Extracted records
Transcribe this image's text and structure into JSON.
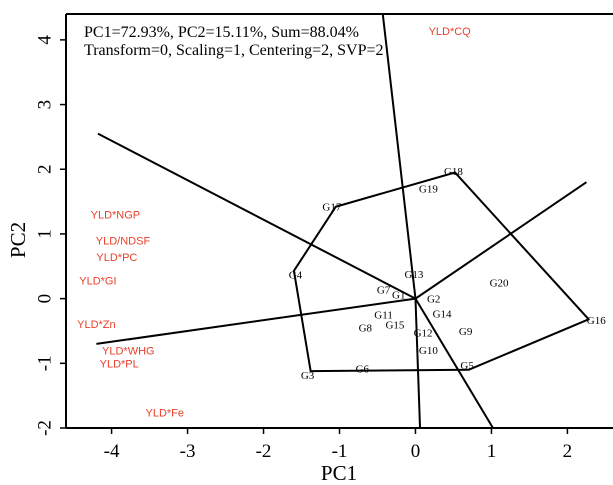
{
  "chart_data": {
    "type": "scatter",
    "xlabel": "PC1",
    "ylabel": "PC2",
    "xlim": [
      -4.6,
      2.6
    ],
    "ylim": [
      -2,
      4.4
    ],
    "xticks": [
      -4,
      -3,
      -2,
      -1,
      0,
      1,
      2
    ],
    "yticks": [
      -2,
      -1,
      0,
      1,
      2,
      3,
      4
    ],
    "grid": false,
    "info_line1": "PC1=72.93%, PC2=15.11%, Sum=88.04%",
    "info_line2": "Transform=0, Scaling=1, Centering=2, SVP=2",
    "colors": {
      "genotype": "#000000",
      "trait": "#e8402a",
      "lines": "#000000"
    },
    "genotypes": [
      {
        "name": "G1",
        "x": -0.22,
        "y": 0.04
      },
      {
        "name": "G2",
        "x": 0.24,
        "y": -0.02
      },
      {
        "name": "G3",
        "x": -1.42,
        "y": -1.2
      },
      {
        "name": "G4",
        "x": -1.58,
        "y": 0.35
      },
      {
        "name": "G5",
        "x": 0.68,
        "y": -1.05
      },
      {
        "name": "G6",
        "x": -0.7,
        "y": -1.1
      },
      {
        "name": "G7",
        "x": -0.42,
        "y": 0.12
      },
      {
        "name": "G8",
        "x": -0.66,
        "y": -0.47
      },
      {
        "name": "G9",
        "x": 0.66,
        "y": -0.52
      },
      {
        "name": "G10",
        "x": 0.17,
        "y": -0.82
      },
      {
        "name": "G11",
        "x": -0.42,
        "y": -0.27
      },
      {
        "name": "G12",
        "x": 0.1,
        "y": -0.55
      },
      {
        "name": "G13",
        "x": -0.02,
        "y": 0.36
      },
      {
        "name": "G14",
        "x": 0.35,
        "y": -0.25
      },
      {
        "name": "G15",
        "x": -0.27,
        "y": -0.42
      },
      {
        "name": "G16",
        "x": 2.38,
        "y": -0.35
      },
      {
        "name": "G17",
        "x": -1.1,
        "y": 1.4
      },
      {
        "name": "G18",
        "x": 0.5,
        "y": 1.95
      },
      {
        "name": "G19",
        "x": 0.17,
        "y": 1.68
      },
      {
        "name": "G20",
        "x": 1.1,
        "y": 0.23
      }
    ],
    "traits": [
      {
        "name": "YLD*CQ",
        "x": 0.45,
        "y": 4.12
      },
      {
        "name": "YLD*NGP",
        "x": -3.95,
        "y": 1.28
      },
      {
        "name": "YLD/NDSF",
        "x": -3.85,
        "y": 0.88
      },
      {
        "name": "YLD*PC",
        "x": -3.93,
        "y": 0.63
      },
      {
        "name": "YLD*GI",
        "x": -4.18,
        "y": 0.26
      },
      {
        "name": "YLD*Zn",
        "x": -4.2,
        "y": -0.41
      },
      {
        "name": "YLD*WHG",
        "x": -3.78,
        "y": -0.82
      },
      {
        "name": "YLD*PL",
        "x": -3.9,
        "y": -1.02
      },
      {
        "name": "YLD*Fe",
        "x": -3.3,
        "y": -1.78
      }
    ],
    "polygon": [
      [
        -1.05,
        1.42
      ],
      [
        0.52,
        1.95
      ],
      [
        2.28,
        -0.32
      ],
      [
        0.7,
        -1.1
      ],
      [
        -1.38,
        -1.12
      ],
      [
        -1.6,
        0.43
      ]
    ],
    "rays": [
      [
        -4.18,
        2.55
      ],
      [
        -0.45,
        4.6
      ],
      [
        2.25,
        1.8
      ],
      [
        1.02,
        -2.0
      ],
      [
        0.06,
        -2.0
      ],
      [
        -4.2,
        -0.7
      ]
    ]
  }
}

What you should do |
Restate the whole listing above exactly, please, omitting every image.

Complete output |
Transcribe this image's text and structure into JSON.
{
  "chart_data": {
    "type": "scatter",
    "xlabel": "PC1",
    "ylabel": "PC2",
    "xlim": [
      -4.6,
      2.6
    ],
    "ylim": [
      -2,
      4.4
    ],
    "xticks": [
      -4,
      -3,
      -2,
      -1,
      0,
      1,
      2
    ],
    "yticks": [
      -2,
      -1,
      0,
      1,
      2,
      3,
      4
    ],
    "grid": false,
    "info_line1": "PC1=72.93%, PC2=15.11%, Sum=88.04%",
    "info_line2": "Transform=0, Scaling=1, Centering=2, SVP=2",
    "colors": {
      "genotype": "#000000",
      "trait": "#e8402a",
      "lines": "#000000"
    },
    "genotypes": [
      {
        "name": "G1",
        "x": -0.22,
        "y": 0.04
      },
      {
        "name": "G2",
        "x": 0.24,
        "y": -0.02
      },
      {
        "name": "G3",
        "x": -1.42,
        "y": -1.2
      },
      {
        "name": "G4",
        "x": -1.58,
        "y": 0.35
      },
      {
        "name": "G5",
        "x": 0.68,
        "y": -1.05
      },
      {
        "name": "G6",
        "x": -0.7,
        "y": -1.1
      },
      {
        "name": "G7",
        "x": -0.42,
        "y": 0.12
      },
      {
        "name": "G8",
        "x": -0.66,
        "y": -0.47
      },
      {
        "name": "G9",
        "x": 0.66,
        "y": -0.52
      },
      {
        "name": "G10",
        "x": 0.17,
        "y": -0.82
      },
      {
        "name": "G11",
        "x": -0.42,
        "y": -0.27
      },
      {
        "name": "G12",
        "x": 0.1,
        "y": -0.55
      },
      {
        "name": "G13",
        "x": -0.02,
        "y": 0.36
      },
      {
        "name": "G14",
        "x": 0.35,
        "y": -0.25
      },
      {
        "name": "G15",
        "x": -0.27,
        "y": -0.42
      },
      {
        "name": "G16",
        "x": 2.38,
        "y": -0.35
      },
      {
        "name": "G17",
        "x": -1.1,
        "y": 1.4
      },
      {
        "name": "G18",
        "x": 0.5,
        "y": 1.95
      },
      {
        "name": "G19",
        "x": 0.17,
        "y": 1.68
      },
      {
        "name": "G20",
        "x": 1.1,
        "y": 0.23
      }
    ],
    "traits": [
      {
        "name": "YLD*CQ",
        "x": 0.45,
        "y": 4.12
      },
      {
        "name": "YLD*NGP",
        "x": -3.95,
        "y": 1.28
      },
      {
        "name": "YLD/NDSF",
        "x": -3.85,
        "y": 0.88
      },
      {
        "name": "YLD*PC",
        "x": -3.93,
        "y": 0.63
      },
      {
        "name": "YLD*GI",
        "x": -4.18,
        "y": 0.26
      },
      {
        "name": "YLD*Zn",
        "x": -4.2,
        "y": -0.41
      },
      {
        "name": "YLD*WHG",
        "x": -3.78,
        "y": -0.82
      },
      {
        "name": "YLD*PL",
        "x": -3.9,
        "y": -1.02
      },
      {
        "name": "YLD*Fe",
        "x": -3.3,
        "y": -1.78
      }
    ],
    "polygon": [
      [
        -1.05,
        1.42
      ],
      [
        0.52,
        1.95
      ],
      [
        2.28,
        -0.32
      ],
      [
        0.7,
        -1.1
      ],
      [
        -1.38,
        -1.12
      ],
      [
        -1.6,
        0.43
      ]
    ],
    "rays": [
      [
        -4.18,
        2.55
      ],
      [
        -0.45,
        4.6
      ],
      [
        2.25,
        1.8
      ],
      [
        1.02,
        -2.0
      ],
      [
        0.06,
        -2.0
      ],
      [
        -4.2,
        -0.7
      ]
    ]
  }
}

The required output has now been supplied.